Complete the following:
**a.** Answer these questions about the print-on-demand forum thread:
(i) Which seller's copy of Alpha Blue had the higher-quality paper?
(ii) How does the writer describe OneBookShelf's packaging?
(iii) In what region does the writer say they live?
**b.** Extend the print-on-demand forum thread with the next part, following on from its final line.

I'm not a fan of Amazon, too much politics, but I did purchase a few print on demand books from them recently. I believe their service is called CreateSpace.  I previously purchased a print copy of Alpha Blue at DriveThru (OneBookShelf), and then I bought a copy from Amazon for a friend for Christmas (wrapped it in brown paper and everything, ha).  The Amazon copy was of much higher quality paper and quality in general.  I'm in the Western United States.

Edit: Amazon shipped it in their usual bad manner for books, though.  It somehow managed not to be all messed up, thankfully.  OneBookShelf's packaging was very nice and damage resistant.  Packaging quality is something to take into account for these services too.
Any comment I add to forum is from complete boredom.

Spinachcat

Quote from: sniderman;1069989Speaking as someone who works at a POD facility,

Sniderman, what are your suggestions and tips for POD publishers? Especially small press RPGers?

Page layout parsing data:
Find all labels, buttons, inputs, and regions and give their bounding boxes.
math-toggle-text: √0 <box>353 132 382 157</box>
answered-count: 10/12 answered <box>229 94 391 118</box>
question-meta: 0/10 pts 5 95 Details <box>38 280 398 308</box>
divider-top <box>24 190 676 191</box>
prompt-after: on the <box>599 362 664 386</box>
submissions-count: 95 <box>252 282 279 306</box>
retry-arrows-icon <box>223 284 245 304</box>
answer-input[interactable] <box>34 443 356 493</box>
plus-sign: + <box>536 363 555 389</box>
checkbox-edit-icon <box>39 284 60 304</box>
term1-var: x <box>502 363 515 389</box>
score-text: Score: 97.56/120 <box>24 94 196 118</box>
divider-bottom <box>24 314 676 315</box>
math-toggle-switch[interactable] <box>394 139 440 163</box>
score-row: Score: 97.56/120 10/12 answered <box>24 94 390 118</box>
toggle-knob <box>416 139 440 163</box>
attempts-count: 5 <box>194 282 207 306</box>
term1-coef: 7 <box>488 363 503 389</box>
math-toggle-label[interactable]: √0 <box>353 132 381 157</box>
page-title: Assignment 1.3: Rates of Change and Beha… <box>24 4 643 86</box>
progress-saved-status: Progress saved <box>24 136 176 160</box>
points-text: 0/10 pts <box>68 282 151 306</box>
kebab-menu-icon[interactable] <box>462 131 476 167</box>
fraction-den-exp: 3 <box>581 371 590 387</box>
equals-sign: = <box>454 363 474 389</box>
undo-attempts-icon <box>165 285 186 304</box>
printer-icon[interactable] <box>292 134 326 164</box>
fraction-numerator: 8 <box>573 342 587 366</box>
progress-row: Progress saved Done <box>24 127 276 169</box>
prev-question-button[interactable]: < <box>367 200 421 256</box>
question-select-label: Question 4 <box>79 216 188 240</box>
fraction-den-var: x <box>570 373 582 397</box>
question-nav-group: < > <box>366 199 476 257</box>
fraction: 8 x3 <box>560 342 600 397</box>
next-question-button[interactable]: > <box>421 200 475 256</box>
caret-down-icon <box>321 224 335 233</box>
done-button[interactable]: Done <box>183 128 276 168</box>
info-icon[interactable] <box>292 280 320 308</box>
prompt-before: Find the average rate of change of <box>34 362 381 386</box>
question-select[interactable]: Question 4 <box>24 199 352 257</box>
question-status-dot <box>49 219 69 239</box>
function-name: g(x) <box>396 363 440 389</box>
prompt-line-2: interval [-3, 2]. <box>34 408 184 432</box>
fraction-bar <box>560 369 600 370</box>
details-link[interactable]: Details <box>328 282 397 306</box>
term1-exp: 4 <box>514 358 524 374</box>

Replies:
**a.**
(i) Amazon
(ii) Very nice and damage resistant
(iii) The Western United States

**b.**
What are the most common and costly mistakes? What should people know that they don't?

brettmb

Createspace is no more. They've moved printing operations over to Kindle Direct Publishing. Same quality, which is generally better than OBS/Lulu and also cheaper.

Kuroth

That's right  brettmb.  Thanks for the correction.  Yes, I was pleasantly surprised by Amazon's service, compared to lulu and onebookshelf.
Any comment I add to forum is from complete boredom.

Loz

I'll be checking this out, for certain.